Data records →
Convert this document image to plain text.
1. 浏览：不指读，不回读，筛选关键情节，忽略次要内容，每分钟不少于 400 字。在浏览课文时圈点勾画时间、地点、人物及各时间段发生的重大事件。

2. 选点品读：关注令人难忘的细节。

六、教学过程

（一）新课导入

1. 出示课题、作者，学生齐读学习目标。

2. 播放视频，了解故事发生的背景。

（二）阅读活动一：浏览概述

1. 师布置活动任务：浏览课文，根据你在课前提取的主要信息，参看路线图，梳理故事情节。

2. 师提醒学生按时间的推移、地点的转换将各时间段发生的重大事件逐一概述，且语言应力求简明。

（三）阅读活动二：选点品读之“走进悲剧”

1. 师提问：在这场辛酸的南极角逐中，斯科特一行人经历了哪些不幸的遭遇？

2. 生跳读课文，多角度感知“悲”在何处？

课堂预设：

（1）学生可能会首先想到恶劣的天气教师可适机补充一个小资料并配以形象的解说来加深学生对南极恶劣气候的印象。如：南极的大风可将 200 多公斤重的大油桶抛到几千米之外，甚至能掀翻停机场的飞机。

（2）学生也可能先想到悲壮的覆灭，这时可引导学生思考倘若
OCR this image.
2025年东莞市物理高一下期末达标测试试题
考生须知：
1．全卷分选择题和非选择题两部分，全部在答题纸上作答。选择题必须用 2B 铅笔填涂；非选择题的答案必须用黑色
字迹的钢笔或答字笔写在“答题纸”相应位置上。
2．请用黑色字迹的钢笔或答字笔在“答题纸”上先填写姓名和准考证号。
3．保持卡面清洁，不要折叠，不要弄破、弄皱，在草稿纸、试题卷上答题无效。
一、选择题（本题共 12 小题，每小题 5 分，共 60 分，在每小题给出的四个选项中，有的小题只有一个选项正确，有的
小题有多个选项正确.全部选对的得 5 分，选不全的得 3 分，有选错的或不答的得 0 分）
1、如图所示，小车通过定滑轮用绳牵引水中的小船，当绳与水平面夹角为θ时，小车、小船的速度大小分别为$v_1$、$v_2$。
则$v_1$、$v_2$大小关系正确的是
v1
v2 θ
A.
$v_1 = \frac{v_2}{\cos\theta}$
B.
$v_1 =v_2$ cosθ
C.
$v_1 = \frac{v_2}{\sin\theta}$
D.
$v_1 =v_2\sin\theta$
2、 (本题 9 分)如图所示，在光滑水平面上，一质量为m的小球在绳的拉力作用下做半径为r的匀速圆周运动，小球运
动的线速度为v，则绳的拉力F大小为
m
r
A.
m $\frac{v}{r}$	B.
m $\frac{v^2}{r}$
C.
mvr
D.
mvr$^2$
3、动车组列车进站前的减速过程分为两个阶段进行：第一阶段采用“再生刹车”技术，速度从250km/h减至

Instructions for the task → Return each line of the data exactly as written above.

Complete output →
Convert this document image to plain text.
1. 浏览：不指读，不回读，筛选关键情节，忽略次要内容，每分钟不少于 400 字。在浏览课文时圈点勾画时间、地点、人物及各时间段发生的重大事件。

2. 选点品读：关注令人难忘的细节。

六、教学过程

（一）新课导入

1. 出示课题、作者，学生齐读学习目标。

2. 播放视频，了解故事发生的背景。

（二）阅读活动一：浏览概述

1. 师布置活动任务：浏览课文，根据你在课前提取的主要信息，参看路线图，梳理故事情节。

2. 师提醒学生按时间的推移、地点的转换将各时间段发生的重大事件逐一概述，且语言应力求简明。

（三）阅读活动二：选点品读之“走进悲剧”

1. 师提问：在这场辛酸的南极角逐中，斯科特一行人经历了哪些不幸的遭遇？

2. 生跳读课文，多角度感知“悲”在何处？

课堂预设：

（1）学生可能会首先想到恶劣的天气教师可适机补充一个小资料并配以形象的解说来加深学生对南极恶劣气候的印象。如：南极的大风可将 200 多公斤重的大油桶抛到几千米之外，甚至能掀翻停机场的飞机。

（2）学生也可能先想到悲壮的覆灭，这时可引导学生思考倘若
OCR this image.
2025年东莞市物理高一下期末达标测试试题
考生须知：
1．全卷分选择题和非选择题两部分，全部在答题纸上作答。选择题必须用 2B 铅笔填涂；非选择题的答案必须用黑色
字迹的钢笔或答字笔写在“答题纸”相应位置上。
2．请用黑色字迹的钢笔或答字笔在“答题纸”上先填写姓名和准考证号。
3．保持卡面清洁，不要折叠，不要弄破、弄皱，在草稿纸、试题卷上答题无效。
一、选择题（本题共 12 小题，每小题 5 分，共 60 分，在每小题给出的四个选项中，有的小题只有一个选项正确，有的
小题有多个选项正确.全部选对的得 5 分，选不全的得 3 分，有选错的或不答的得 0 分）
1、如图所示，小车通过定滑轮用绳牵引水中的小船，当绳与水平面夹角为θ时，小车、小船的速度大小分别为$v_1$、$v_2$。
则$v_1$、$v_2$大小关系正确的是
v1
v2 θ
A.
$v_1 = \frac{v_2}{\cos\theta}$
B.
$v_1 =v_2$ cosθ
C.
$v_1 = \frac{v_2}{\sin\theta}$
D.
$v_1 =v_2\sin\theta$
2、 (本题 9 分)如图所示，在光滑水平面上，一质量为m的小球在绳的拉力作用下做半径为r的匀速圆周运动，小球运
动的线速度为v，则绳的拉力F大小为
m
r
A.
m $\frac{v}{r}$	B.
m $\frac{v^2}{r}$
C.
mvr
D.
mvr$^2$
3、动车组列车进站前的减速过程分为两个阶段进行：第一阶段采用“再生刹车”技术，速度从250km/h减至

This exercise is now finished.